▸ EXERCISE DESCRIPTION:
Print every entry word for word, but omit the pictures.

** START OF PROVIDED RECORDS **

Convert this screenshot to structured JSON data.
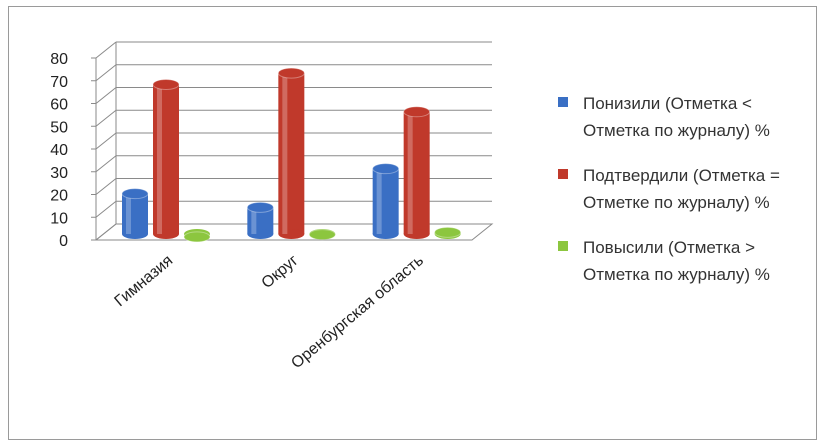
{
  "chart_data": {
    "type": "bar",
    "categories": [
      "Гимназия",
      "Округ",
      "Оренбургская область"
    ],
    "series": [
      {
        "name": "Понизили (Отметка < Отметка по журналу) %",
        "values": [
          23,
          17,
          34
        ],
        "color": "#3a6fc4"
      },
      {
        "name": "Подтвердили (Отметка = Отметке по журналу) %",
        "values": [
          71,
          76,
          59
        ],
        "color": "#c0392b"
      },
      {
        "name": "Повысили (Отметка > Отметка по журналу) %",
        "values": [
          4,
          5,
          6
        ],
        "color": "#8cc63f"
      }
    ],
    "ylim": [
      0,
      80
    ],
    "yticks": [
      0,
      10,
      20,
      30,
      40,
      50,
      60,
      70,
      80
    ],
    "grid": true,
    "legend_position": "right",
    "style": "3d-cylinder"
  }
}
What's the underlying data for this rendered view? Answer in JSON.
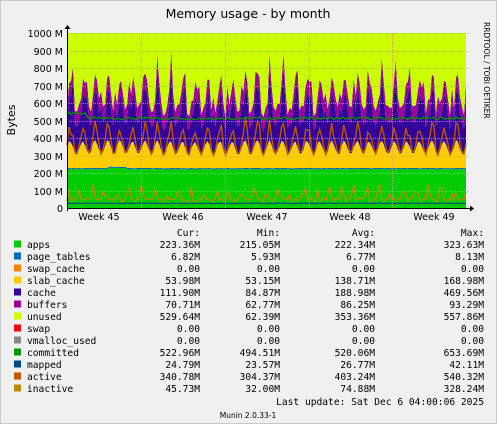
{
  "chart_data": {
    "type": "area",
    "title": "Memory usage - by month",
    "ylabel": "Bytes",
    "side_text": "RRDTOOL / TOBI OETIKER",
    "footer": "Munin 2.0.33-1",
    "ylim": [
      0,
      1000
    ],
    "y_unit": "M",
    "y_ticks": [
      "0",
      "100 M",
      "200 M",
      "300 M",
      "400 M",
      "500 M",
      "600 M",
      "700 M",
      "800 M",
      "900 M",
      "1000 M"
    ],
    "x_ticks": [
      "Week 45",
      "Week 46",
      "Week 47",
      "Week 48",
      "Week 49"
    ],
    "grid": true,
    "legend_columns": [
      "Cur:",
      "Min:",
      "Avg:",
      "Max:"
    ],
    "last_update": "Last update:  Sat Dec  6 04:00:06 2025",
    "colors": {
      "apps": "#00CC00",
      "page_tables": "#0066B3",
      "swap_cache": "#FF8000",
      "slab_cache": "#FFCC00",
      "cache": "#330099",
      "buffers": "#990099",
      "unused": "#CCFF00",
      "swap": "#FF0000",
      "vmalloc_used": "#888888",
      "committed": "#008F00",
      "mapped": "#00487D",
      "active": "#B35A00",
      "inactive": "#B38F00"
    },
    "series": [
      {
        "name": "apps",
        "kind": "area",
        "cur": "223.36M",
        "min": "215.05M",
        "avg": "222.34M",
        "max": "323.63M"
      },
      {
        "name": "page_tables",
        "kind": "area",
        "cur": "6.82M",
        "min": "5.93M",
        "avg": "6.77M",
        "max": "8.13M"
      },
      {
        "name": "swap_cache",
        "kind": "area",
        "cur": "0.00",
        "min": "0.00",
        "avg": "0.00",
        "max": "0.00"
      },
      {
        "name": "slab_cache",
        "kind": "area",
        "cur": "53.98M",
        "min": "53.15M",
        "avg": "138.71M",
        "max": "168.98M"
      },
      {
        "name": "cache",
        "kind": "area",
        "cur": "111.90M",
        "min": "84.87M",
        "avg": "188.98M",
        "max": "469.56M"
      },
      {
        "name": "buffers",
        "kind": "area",
        "cur": "70.71M",
        "min": "62.77M",
        "avg": "86.25M",
        "max": "93.29M"
      },
      {
        "name": "unused",
        "kind": "area",
        "cur": "529.64M",
        "min": "62.39M",
        "avg": "353.36M",
        "max": "557.86M"
      },
      {
        "name": "swap",
        "kind": "area",
        "cur": "0.00",
        "min": "0.00",
        "avg": "0.00",
        "max": "0.00"
      },
      {
        "name": "vmalloc_used",
        "kind": "area",
        "cur": "0.00",
        "min": "0.00",
        "avg": "0.00",
        "max": "0.00"
      },
      {
        "name": "committed",
        "kind": "line",
        "cur": "522.96M",
        "min": "494.51M",
        "avg": "520.06M",
        "max": "653.69M"
      },
      {
        "name": "mapped",
        "kind": "line",
        "cur": "24.79M",
        "min": "23.57M",
        "avg": "26.77M",
        "max": "42.11M"
      },
      {
        "name": "active",
        "kind": "line",
        "cur": "340.78M",
        "min": "304.37M",
        "avg": "403.24M",
        "max": "540.32M"
      },
      {
        "name": "inactive",
        "kind": "line",
        "cur": "45.73M",
        "min": "32.00M",
        "avg": "74.88M",
        "max": "328.24M"
      }
    ]
  }
}
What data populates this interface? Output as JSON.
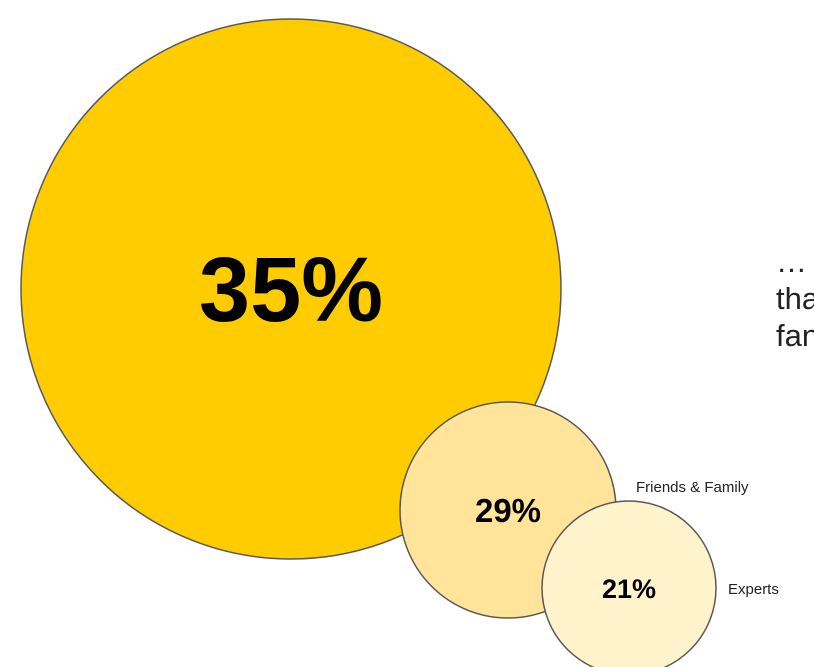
{
  "chart_data": {
    "type": "bubble",
    "title": "",
    "series": [
      {
        "name": "",
        "value": 35,
        "label": "35%",
        "color": "#FFCC00"
      },
      {
        "name": "Friends & Family",
        "value": 29,
        "label": "29%",
        "color": "#FFE49A"
      },
      {
        "name": "Experts",
        "value": 21,
        "label": "21%",
        "color": "#FFF3CC"
      }
    ],
    "stroke_color": "#595959"
  },
  "text_block": {
    "line1": "…",
    "line2": "tha",
    "line3": "fan"
  }
}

** END OF PROVIDED RECORDS **

▸ EXPECTED OUTPUT:
Convert this screenshot to structured JSON data.
{
  "chart_data": {
    "type": "bar",
    "categories": [
      "Гимназия",
      "Округ",
      "Оренбургская область"
    ],
    "series": [
      {
        "name": "Понизили (Отметка < Отметка по журналу) %",
        "values": [
          23,
          17,
          34
        ],
        "color": "#3a6fc4"
      },
      {
        "name": "Подтвердили (Отметка = Отметке по журналу) %",
        "values": [
          71,
          76,
          59
        ],
        "color": "#c0392b"
      },
      {
        "name": "Повысили (Отметка > Отметка по журналу) %",
        "values": [
          4,
          5,
          6
        ],
        "color": "#8cc63f"
      }
    ],
    "ylim": [
      0,
      80
    ],
    "yticks": [
      0,
      10,
      20,
      30,
      40,
      50,
      60,
      70,
      80
    ],
    "grid": true,
    "legend_position": "right",
    "style": "3d-cylinder"
  }
}
What's the underlying data for this rendered view? Answer in JSON.
{
  "chart_data": {
    "type": "area",
    "title": "Memory usage - by month",
    "ylabel": "Bytes",
    "side_text": "RRDTOOL / TOBI OETIKER",
    "footer": "Munin 2.0.33-1",
    "ylim": [
      0,
      1000
    ],
    "y_unit": "M",
    "y_ticks": [
      "0",
      "100 M",
      "200 M",
      "300 M",
      "400 M",
      "500 M",
      "600 M",
      "700 M",
      "800 M",
      "900 M",
      "1000 M"
    ],
    "x_ticks": [
      "Week 45",
      "Week 46",
      "Week 47",
      "Week 48",
      "Week 49"
    ],
    "grid": true,
    "legend_columns": [
      "Cur:",
      "Min:",
      "Avg:",
      "Max:"
    ],
    "last_update": "Last update:  Sat Dec  6 04:00:06 2025",
    "colors": {
      "apps": "#00CC00",
      "page_tables": "#0066B3",
      "swap_cache": "#FF8000",
      "slab_cache": "#FFCC00",
      "cache": "#330099",
      "buffers": "#990099",
      "unused": "#CCFF00",
      "swap": "#FF0000",
      "vmalloc_used": "#888888",
      "committed": "#008F00",
      "mapped": "#00487D",
      "active": "#B35A00",
      "inactive": "#B38F00"
    },
    "series": [
      {
        "name": "apps",
        "kind": "area",
        "cur": "223.36M",
        "min": "215.05M",
        "avg": "222.34M",
        "max": "323.63M"
      },
      {
        "name": "page_tables",
        "kind": "area",
        "cur": "6.82M",
        "min": "5.93M",
        "avg": "6.77M",
        "max": "8.13M"
      },
      {
        "name": "swap_cache",
        "kind": "area",
        "cur": "0.00",
        "min": "0.00",
        "avg": "0.00",
        "max": "0.00"
      },
      {
        "name": "slab_cache",
        "kind": "area",
        "cur": "53.98M",
        "min": "53.15M",
        "avg": "138.71M",
        "max": "168.98M"
      },
      {
        "name": "cache",
        "kind": "area",
        "cur": "111.90M",
        "min": "84.87M",
        "avg": "188.98M",
        "max": "469.56M"
      },
      {
        "name": "buffers",
        "kind": "area",
        "cur": "70.71M",
        "min": "62.77M",
        "avg": "86.25M",
        "max": "93.29M"
      },
      {
        "name": "unused",
        "kind": "area",
        "cur": "529.64M",
        "min": "62.39M",
        "avg": "353.36M",
        "max": "557.86M"
      },
      {
        "name": "swap",
        "kind": "area",
        "cur": "0.00",
        "min": "0.00",
        "avg": "0.00",
        "max": "0.00"
      },
      {
        "name": "vmalloc_used",
        "kind": "area",
        "cur": "0.00",
        "min": "0.00",
        "avg": "0.00",
        "max": "0.00"
      },
      {
        "name": "committed",
        "kind": "line",
        "cur": "522.96M",
        "min": "494.51M",
        "avg": "520.06M",
        "max": "653.69M"
      },
      {
        "name": "mapped",
        "kind": "line",
        "cur": "24.79M",
        "min": "23.57M",
        "avg": "26.77M",
        "max": "42.11M"
      },
      {
        "name": "active",
        "kind": "line",
        "cur": "340.78M",
        "min": "304.37M",
        "avg": "403.24M",
        "max": "540.32M"
      },
      {
        "name": "inactive",
        "kind": "line",
        "cur": "45.73M",
        "min": "32.00M",
        "avg": "74.88M",
        "max": "328.24M"
      }
    ]
  }
}
What data populates this interface? Output as JSON.
{
  "chart_data": {
    "type": "bubble",
    "title": "",
    "series": [
      {
        "name": "",
        "value": 35,
        "label": "35%",
        "color": "#FFCC00"
      },
      {
        "name": "Friends & Family",
        "value": 29,
        "label": "29%",
        "color": "#FFE49A"
      },
      {
        "name": "Experts",
        "value": 21,
        "label": "21%",
        "color": "#FFF3CC"
      }
    ],
    "stroke_color": "#595959"
  },
  "text_block": {
    "line1": "…",
    "line2": "tha",
    "line3": "fan"
  }
}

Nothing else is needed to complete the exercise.